### What you have to do
Scan the entries below and extract each line with the word "ylabel" in it.

[Dataset listings of figures]

* begin *

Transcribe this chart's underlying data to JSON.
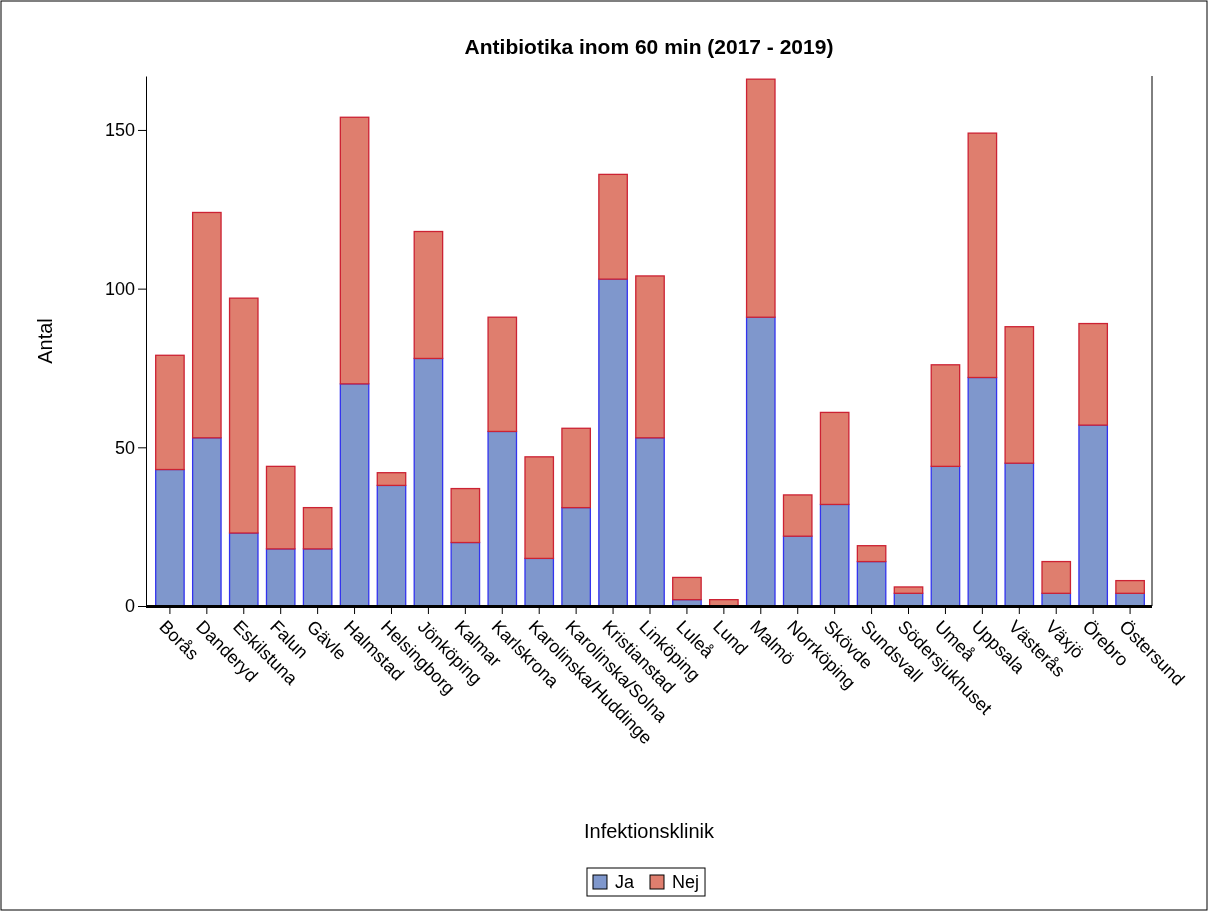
{
  "chart_data": {
    "type": "bar",
    "title": "Antibiotika inom 60 min (2017 - 2019)",
    "xlabel": "Infektionsklinik",
    "ylabel": "Antal",
    "categories": [
      "Borås",
      "Danderyd",
      "Eskilstuna",
      "Falun",
      "Gävle",
      "Halmstad",
      "Helsingborg",
      "Jönköping",
      "Kalmar",
      "Karlskrona",
      "Karolinska/Huddinge",
      "Karolinska/Solna",
      "Kristianstad",
      "Linköping",
      "Luleå",
      "Lund",
      "Malmö",
      "Norrköping",
      "Skövde",
      "Sundsvall",
      "Södersjukhuset",
      "Umeå",
      "Uppsala",
      "Västerås",
      "Växjö",
      "Örebro",
      "Östersund"
    ],
    "series": [
      {
        "name": "Ja",
        "color": "#7f97cc",
        "values": [
          43,
          53,
          23,
          18,
          18,
          70,
          38,
          78,
          20,
          55,
          15,
          31,
          103,
          53,
          2,
          0,
          91,
          22,
          32,
          14,
          4,
          44,
          72,
          45,
          4,
          57,
          4
        ]
      },
      {
        "name": "Nej",
        "color": "#df7e6e",
        "values": [
          36,
          71,
          74,
          26,
          13,
          84,
          4,
          40,
          17,
          36,
          32,
          25,
          33,
          51,
          7,
          2,
          75,
          13,
          29,
          5,
          2,
          32,
          77,
          43,
          10,
          32,
          4
        ]
      }
    ],
    "stacked": true,
    "ylim": [
      0,
      167
    ],
    "yticks": [
      0,
      50,
      100,
      150
    ],
    "grid": false,
    "legend": "bottom"
  }
}
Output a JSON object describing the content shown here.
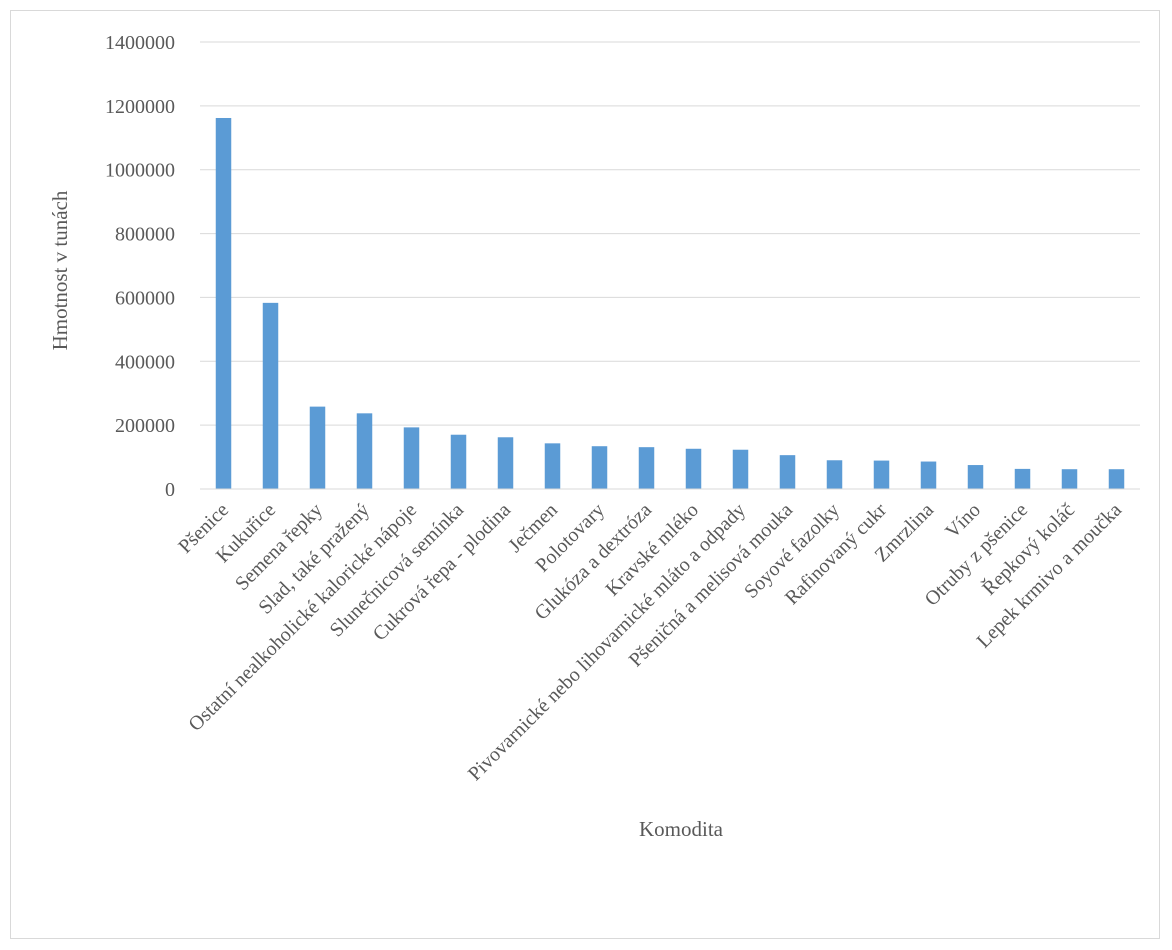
{
  "chart_data": {
    "type": "bar",
    "title": "",
    "xlabel": "Komodita",
    "ylabel": "Hmotnost v tunách",
    "ylim": [
      0,
      1400000
    ],
    "yticks": [
      0,
      200000,
      400000,
      600000,
      800000,
      1000000,
      1200000,
      1400000
    ],
    "grid": true,
    "legend": "none",
    "bar_color": "#5b9bd5",
    "categories": [
      "Pšenice",
      "Kukuřice",
      "Semena řepky",
      "Slad, také pražený",
      "Ostatní nealkoholické kalorické nápoje",
      "Slunečnicová semínka",
      "Cukrová řepa - plodina",
      "Ječmen",
      "Polotovary",
      "Glukóza a dextróza",
      "Kravské mléko",
      "Pivovarnické nebo lihovarnické mláto a odpady",
      "Pšeničná a melisová mouka",
      "Soyové fazolky",
      "Rafinovaný cukr",
      "Zmrzlina",
      "Víno",
      "Otruby z pšenice",
      "Řepkový koláč",
      "Lepek krmivo a moučka"
    ],
    "values": [
      1162000,
      583000,
      258000,
      237000,
      193000,
      170000,
      162000,
      143000,
      134000,
      131000,
      126000,
      123000,
      106000,
      90000,
      89000,
      86000,
      75000,
      63000,
      62000,
      62000
    ]
  }
}
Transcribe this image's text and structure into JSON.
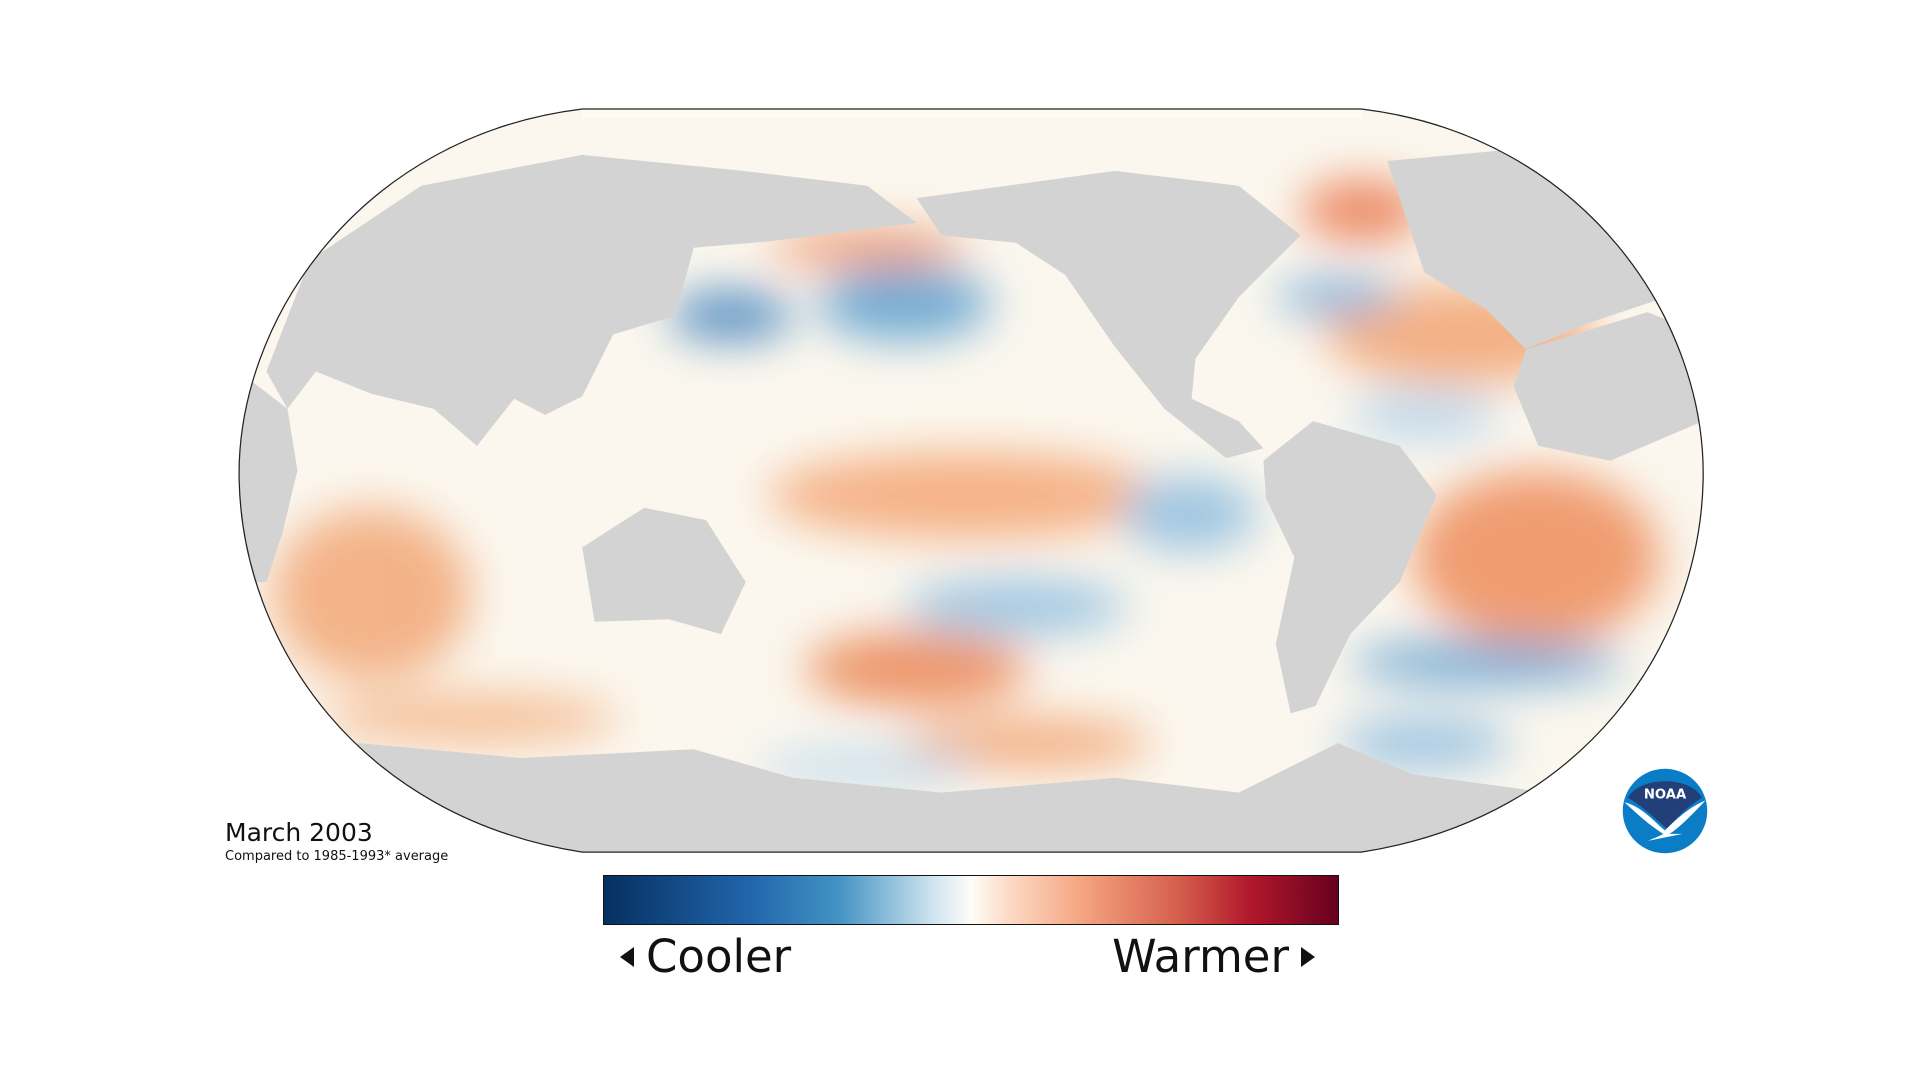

* end *

### Problem solution
    "ylabel": "Antal",
    "ylabel": "Hmotnost v tunách",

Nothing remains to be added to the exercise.